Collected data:
----

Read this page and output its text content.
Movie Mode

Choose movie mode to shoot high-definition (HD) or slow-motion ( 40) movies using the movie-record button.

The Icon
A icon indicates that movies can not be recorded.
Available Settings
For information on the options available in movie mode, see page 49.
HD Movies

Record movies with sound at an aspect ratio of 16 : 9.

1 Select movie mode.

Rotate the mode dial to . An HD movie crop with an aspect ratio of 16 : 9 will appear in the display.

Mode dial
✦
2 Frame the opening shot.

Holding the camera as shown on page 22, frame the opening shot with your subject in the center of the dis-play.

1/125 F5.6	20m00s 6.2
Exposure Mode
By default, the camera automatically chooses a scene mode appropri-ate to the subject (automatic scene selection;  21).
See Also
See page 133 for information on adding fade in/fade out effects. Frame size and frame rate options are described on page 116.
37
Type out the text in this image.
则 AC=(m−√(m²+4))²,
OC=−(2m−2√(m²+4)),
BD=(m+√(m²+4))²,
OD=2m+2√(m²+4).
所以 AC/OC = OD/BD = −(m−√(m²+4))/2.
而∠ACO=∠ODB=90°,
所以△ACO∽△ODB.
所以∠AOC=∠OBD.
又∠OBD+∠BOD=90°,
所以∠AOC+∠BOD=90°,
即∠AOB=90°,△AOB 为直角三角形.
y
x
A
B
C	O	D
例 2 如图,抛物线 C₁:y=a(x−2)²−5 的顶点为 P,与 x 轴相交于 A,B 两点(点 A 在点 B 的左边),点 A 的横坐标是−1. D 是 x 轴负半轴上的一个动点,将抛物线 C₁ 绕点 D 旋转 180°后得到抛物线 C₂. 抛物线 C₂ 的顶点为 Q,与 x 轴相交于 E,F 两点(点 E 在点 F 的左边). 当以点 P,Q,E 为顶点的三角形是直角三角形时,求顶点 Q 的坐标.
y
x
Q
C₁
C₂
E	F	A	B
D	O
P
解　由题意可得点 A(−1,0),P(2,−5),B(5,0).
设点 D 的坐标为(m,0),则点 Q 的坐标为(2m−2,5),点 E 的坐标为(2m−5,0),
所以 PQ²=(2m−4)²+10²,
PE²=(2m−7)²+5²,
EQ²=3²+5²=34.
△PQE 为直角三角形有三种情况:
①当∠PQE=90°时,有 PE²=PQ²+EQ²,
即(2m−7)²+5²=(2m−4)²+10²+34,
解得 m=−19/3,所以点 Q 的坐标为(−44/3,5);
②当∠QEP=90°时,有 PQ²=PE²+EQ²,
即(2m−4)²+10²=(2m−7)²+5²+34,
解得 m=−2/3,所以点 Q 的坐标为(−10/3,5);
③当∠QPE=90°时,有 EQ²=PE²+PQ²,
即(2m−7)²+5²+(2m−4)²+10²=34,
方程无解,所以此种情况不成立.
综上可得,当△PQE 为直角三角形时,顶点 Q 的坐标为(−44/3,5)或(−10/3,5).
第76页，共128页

----

(Objective): All of the data needs to be printed once more, exactly.

(Problem solution):
Read this page and output its text content.
Movie Mode

Choose movie mode to shoot high-definition (HD) or slow-motion ( 40) movies using the movie-record button.

The Icon
A icon indicates that movies can not be recorded.
Available Settings
For information on the options available in movie mode, see page 49.
HD Movies

Record movies with sound at an aspect ratio of 16 : 9.

1 Select movie mode.

Rotate the mode dial to . An HD movie crop with an aspect ratio of 16 : 9 will appear in the display.

Mode dial
✦
2 Frame the opening shot.

Holding the camera as shown on page 22, frame the opening shot with your subject in the center of the dis-play.

1/125 F5.6	20m00s 6.2
Exposure Mode
By default, the camera automatically chooses a scene mode appropri-ate to the subject (automatic scene selection;  21).
See Also
See page 133 for information on adding fade in/fade out effects. Frame size and frame rate options are described on page 116.
37
Type out the text in this image.
则 AC=(m−√(m²+4))²,
OC=−(2m−2√(m²+4)),
BD=(m+√(m²+4))²,
OD=2m+2√(m²+4).
所以 AC/OC = OD/BD = −(m−√(m²+4))/2.
而∠ACO=∠ODB=90°,
所以△ACO∽△ODB.
所以∠AOC=∠OBD.
又∠OBD+∠BOD=90°,
所以∠AOC+∠BOD=90°,
即∠AOB=90°,△AOB 为直角三角形.
y
x
A
B
C	O	D
例 2 如图,抛物线 C₁:y=a(x−2)²−5 的顶点为 P,与 x 轴相交于 A,B 两点(点 A 在点 B 的左边),点 A 的横坐标是−1. D 是 x 轴负半轴上的一个动点,将抛物线 C₁ 绕点 D 旋转 180°后得到抛物线 C₂. 抛物线 C₂ 的顶点为 Q,与 x 轴相交于 E,F 两点(点 E 在点 F 的左边). 当以点 P,Q,E 为顶点的三角形是直角三角形时,求顶点 Q 的坐标.
y
x
Q
C₁
C₂
E	F	A	B
D	O
P
解　由题意可得点 A(−1,0),P(2,−5),B(5,0).
设点 D 的坐标为(m,0),则点 Q 的坐标为(2m−2,5),点 E 的坐标为(2m−5,0),
所以 PQ²=(2m−4)²+10²,
PE²=(2m−7)²+5²,
EQ²=3²+5²=34.
△PQE 为直角三角形有三种情况:
①当∠PQE=90°时,有 PE²=PQ²+EQ²,
即(2m−7)²+5²=(2m−4)²+10²+34,
解得 m=−19/3,所以点 Q 的坐标为(−44/3,5);
②当∠QEP=90°时,有 PQ²=PE²+EQ²,
即(2m−4)²+10²=(2m−7)²+5²+34,
解得 m=−2/3,所以点 Q 的坐标为(−10/3,5);
③当∠QPE=90°时,有 EQ²=PE²+PQ²,
即(2m−7)²+5²+(2m−4)²+10²=34,
方程无解,所以此种情况不成立.
综上可得,当△PQE 为直角三角形时,顶点 Q 的坐标为(−44/3,5)或(−10/3,5).
第76页，共128页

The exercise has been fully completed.